From the entries below, report how many lines contain the string "advertiser". Give only that number.
»»
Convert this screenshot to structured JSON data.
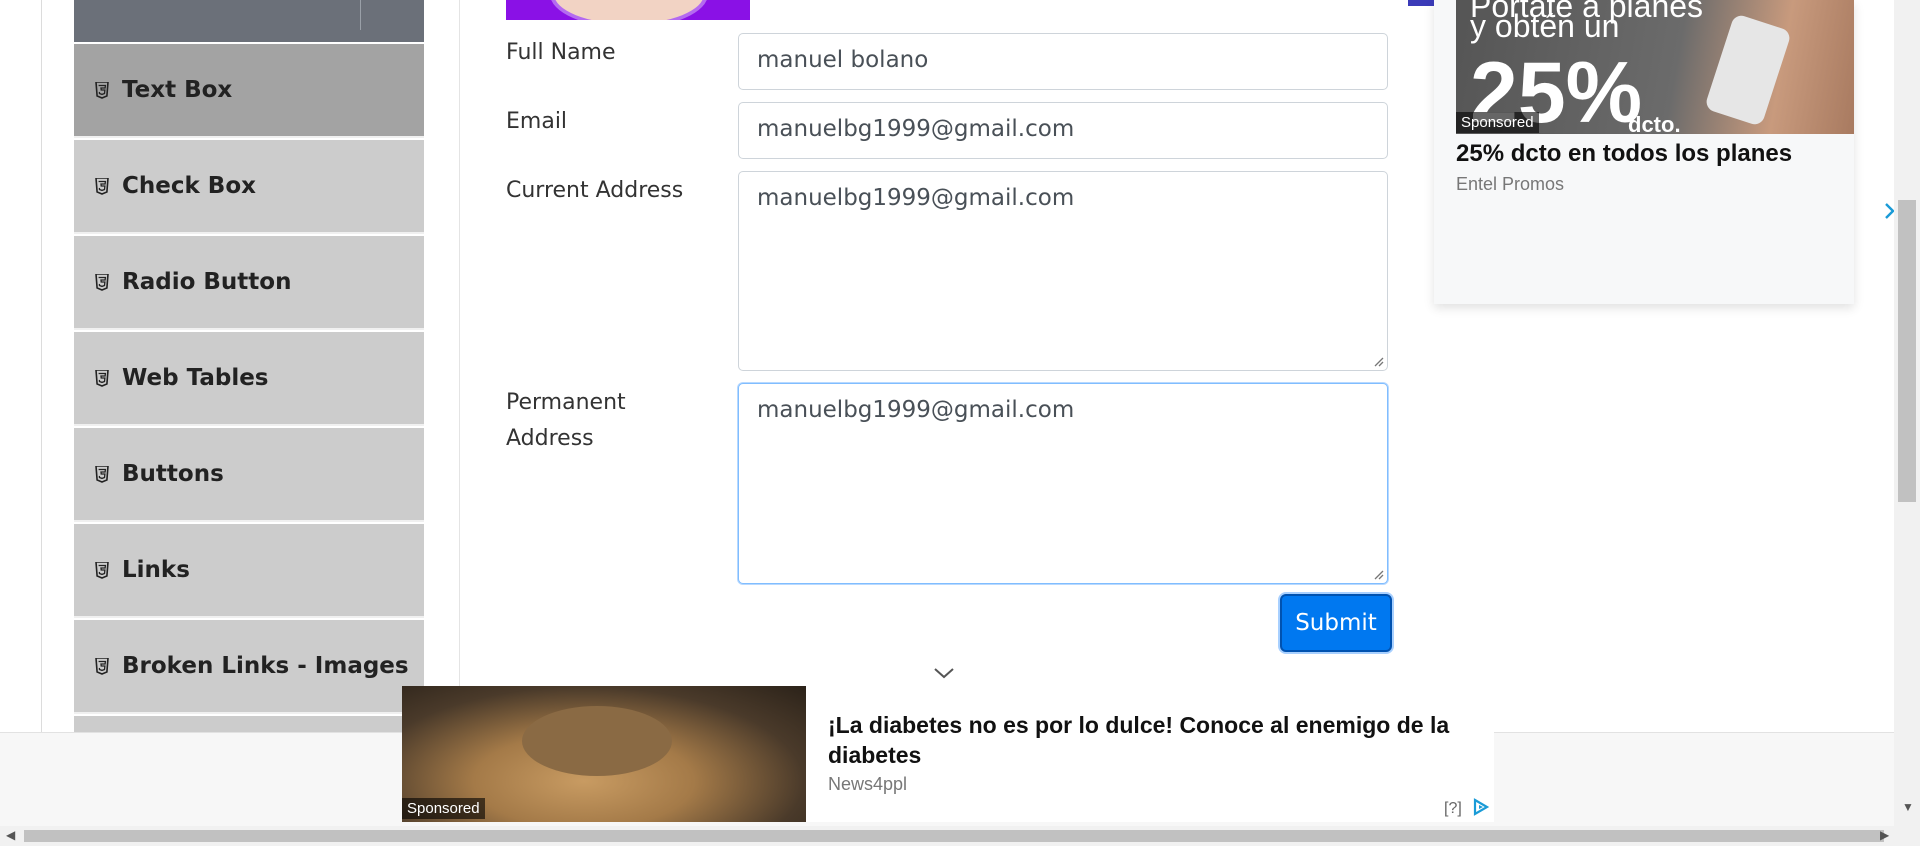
{
  "sidebar": {
    "items": [
      {
        "label": "Text Box",
        "active": true
      },
      {
        "label": "Check Box",
        "active": false
      },
      {
        "label": "Radio Button",
        "active": false
      },
      {
        "label": "Web Tables",
        "active": false
      },
      {
        "label": "Buttons",
        "active": false
      },
      {
        "label": "Links",
        "active": false
      },
      {
        "label": "Broken Links - Images",
        "active": false
      }
    ]
  },
  "form": {
    "full_name": {
      "label": "Full Name",
      "value": "manuel bolano"
    },
    "email": {
      "label": "Email",
      "value": "manuelbg1999@gmail.com"
    },
    "current_address": {
      "label": "Current Address",
      "value": "manuelbg1999@gmail.com"
    },
    "permanent_address": {
      "label_line1": "Permanent",
      "label_line2": "Address",
      "value": "manuelbg1999@gmail.com"
    },
    "submit_label": "Submit"
  },
  "right_ad": {
    "promo_line1": "Portate a planes",
    "promo_line2": "y obtén un",
    "promo_big": "25%",
    "promo_small": "dcto.",
    "sponsored": "Sponsored",
    "headline": "25% dcto en todos los planes",
    "advertiser": "Entel Promos",
    "help": "[?]"
  },
  "bottom_ad": {
    "sponsored": "Sponsored",
    "headline": "¡La diabetes no es por lo dulce! Conoce al enemigo de la diabetes",
    "advertiser": "News4ppl",
    "help": "[?]"
  },
  "colors": {
    "sidebar_active": "#a3a3a3",
    "sidebar_item": "#cccccc",
    "submit_button": "#0078f0",
    "focused_border": "#80bdff"
  }
}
««
● OUTPUT BELOW
2